Items from a data source:
::::::

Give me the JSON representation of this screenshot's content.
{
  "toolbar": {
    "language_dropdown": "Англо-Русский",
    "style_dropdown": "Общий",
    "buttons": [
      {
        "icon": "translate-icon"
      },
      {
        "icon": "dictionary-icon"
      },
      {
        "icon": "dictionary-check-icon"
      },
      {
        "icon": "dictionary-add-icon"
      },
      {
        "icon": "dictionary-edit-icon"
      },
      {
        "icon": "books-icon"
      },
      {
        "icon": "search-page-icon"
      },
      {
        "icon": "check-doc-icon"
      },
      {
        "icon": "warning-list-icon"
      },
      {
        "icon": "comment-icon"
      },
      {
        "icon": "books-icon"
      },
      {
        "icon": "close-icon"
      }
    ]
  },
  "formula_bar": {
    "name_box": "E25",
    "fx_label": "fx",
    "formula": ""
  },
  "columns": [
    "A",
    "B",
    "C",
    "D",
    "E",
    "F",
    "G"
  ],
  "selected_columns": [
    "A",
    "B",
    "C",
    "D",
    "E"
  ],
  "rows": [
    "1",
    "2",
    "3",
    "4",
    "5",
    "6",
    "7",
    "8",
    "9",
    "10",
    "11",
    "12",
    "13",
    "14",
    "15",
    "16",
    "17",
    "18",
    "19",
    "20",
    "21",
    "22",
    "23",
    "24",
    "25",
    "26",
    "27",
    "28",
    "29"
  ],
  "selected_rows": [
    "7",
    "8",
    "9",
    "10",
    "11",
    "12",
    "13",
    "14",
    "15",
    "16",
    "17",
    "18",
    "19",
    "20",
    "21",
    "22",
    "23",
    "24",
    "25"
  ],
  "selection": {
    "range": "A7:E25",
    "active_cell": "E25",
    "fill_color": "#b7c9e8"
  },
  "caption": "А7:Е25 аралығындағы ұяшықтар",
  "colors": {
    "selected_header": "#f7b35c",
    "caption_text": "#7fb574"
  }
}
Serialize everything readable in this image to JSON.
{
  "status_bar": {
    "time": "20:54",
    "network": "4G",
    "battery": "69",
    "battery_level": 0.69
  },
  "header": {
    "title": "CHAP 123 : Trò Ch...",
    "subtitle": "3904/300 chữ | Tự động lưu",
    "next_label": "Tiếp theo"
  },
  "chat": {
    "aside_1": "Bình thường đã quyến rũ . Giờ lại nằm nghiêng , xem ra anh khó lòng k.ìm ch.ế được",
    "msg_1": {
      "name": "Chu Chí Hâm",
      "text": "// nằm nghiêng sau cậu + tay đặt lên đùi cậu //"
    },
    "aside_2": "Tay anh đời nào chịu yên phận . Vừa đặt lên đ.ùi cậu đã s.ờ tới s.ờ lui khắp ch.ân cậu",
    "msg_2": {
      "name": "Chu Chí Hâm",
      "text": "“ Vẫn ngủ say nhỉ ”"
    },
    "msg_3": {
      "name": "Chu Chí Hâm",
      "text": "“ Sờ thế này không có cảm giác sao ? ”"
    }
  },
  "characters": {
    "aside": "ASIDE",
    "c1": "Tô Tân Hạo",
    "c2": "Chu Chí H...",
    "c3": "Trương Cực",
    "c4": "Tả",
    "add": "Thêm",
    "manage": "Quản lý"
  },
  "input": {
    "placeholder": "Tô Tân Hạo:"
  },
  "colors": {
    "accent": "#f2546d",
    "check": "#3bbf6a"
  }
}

::::::

* Exercise brief
Write the data from above out again, exactly.

* Result
Give me the JSON representation of this screenshot's content.
{
  "toolbar": {
    "language_dropdown": "Англо-Русский",
    "style_dropdown": "Общий",
    "buttons": [
      {
        "icon": "translate-icon"
      },
      {
        "icon": "dictionary-icon"
      },
      {
        "icon": "dictionary-check-icon"
      },
      {
        "icon": "dictionary-add-icon"
      },
      {
        "icon": "dictionary-edit-icon"
      },
      {
        "icon": "books-icon"
      },
      {
        "icon": "search-page-icon"
      },
      {
        "icon": "check-doc-icon"
      },
      {
        "icon": "warning-list-icon"
      },
      {
        "icon": "comment-icon"
      },
      {
        "icon": "books-icon"
      },
      {
        "icon": "close-icon"
      }
    ]
  },
  "formula_bar": {
    "name_box": "E25",
    "fx_label": "fx",
    "formula": ""
  },
  "columns": [
    "A",
    "B",
    "C",
    "D",
    "E",
    "F",
    "G"
  ],
  "selected_columns": [
    "A",
    "B",
    "C",
    "D",
    "E"
  ],
  "rows": [
    "1",
    "2",
    "3",
    "4",
    "5",
    "6",
    "7",
    "8",
    "9",
    "10",
    "11",
    "12",
    "13",
    "14",
    "15",
    "16",
    "17",
    "18",
    "19",
    "20",
    "21",
    "22",
    "23",
    "24",
    "25",
    "26",
    "27",
    "28",
    "29"
  ],
  "selected_rows": [
    "7",
    "8",
    "9",
    "10",
    "11",
    "12",
    "13",
    "14",
    "15",
    "16",
    "17",
    "18",
    "19",
    "20",
    "21",
    "22",
    "23",
    "24",
    "25"
  ],
  "selection": {
    "range": "A7:E25",
    "active_cell": "E25",
    "fill_color": "#b7c9e8"
  },
  "caption": "А7:Е25 аралығындағы ұяшықтар",
  "colors": {
    "selected_header": "#f7b35c",
    "caption_text": "#7fb574"
  }
}
Serialize everything readable in this image to JSON.
{
  "status_bar": {
    "time": "20:54",
    "network": "4G",
    "battery": "69",
    "battery_level": 0.69
  },
  "header": {
    "title": "CHAP 123 : Trò Ch...",
    "subtitle": "3904/300 chữ | Tự động lưu",
    "next_label": "Tiếp theo"
  },
  "chat": {
    "aside_1": "Bình thường đã quyến rũ . Giờ lại nằm nghiêng , xem ra anh khó lòng k.ìm ch.ế được",
    "msg_1": {
      "name": "Chu Chí Hâm",
      "text": "// nằm nghiêng sau cậu + tay đặt lên đùi cậu //"
    },
    "aside_2": "Tay anh đời nào chịu yên phận . Vừa đặt lên đ.ùi cậu đã s.ờ tới s.ờ lui khắp ch.ân cậu",
    "msg_2": {
      "name": "Chu Chí Hâm",
      "text": "“ Vẫn ngủ say nhỉ ”"
    },
    "msg_3": {
      "name": "Chu Chí Hâm",
      "text": "“ Sờ thế này không có cảm giác sao ? ”"
    }
  },
  "characters": {
    "aside": "ASIDE",
    "c1": "Tô Tân Hạo",
    "c2": "Chu Chí H...",
    "c3": "Trương Cực",
    "c4": "Tả",
    "add": "Thêm",
    "manage": "Quản lý"
  },
  "input": {
    "placeholder": "Tô Tân Hạo:"
  },
  "colors": {
    "accent": "#f2546d",
    "check": "#3bbf6a"
  }
}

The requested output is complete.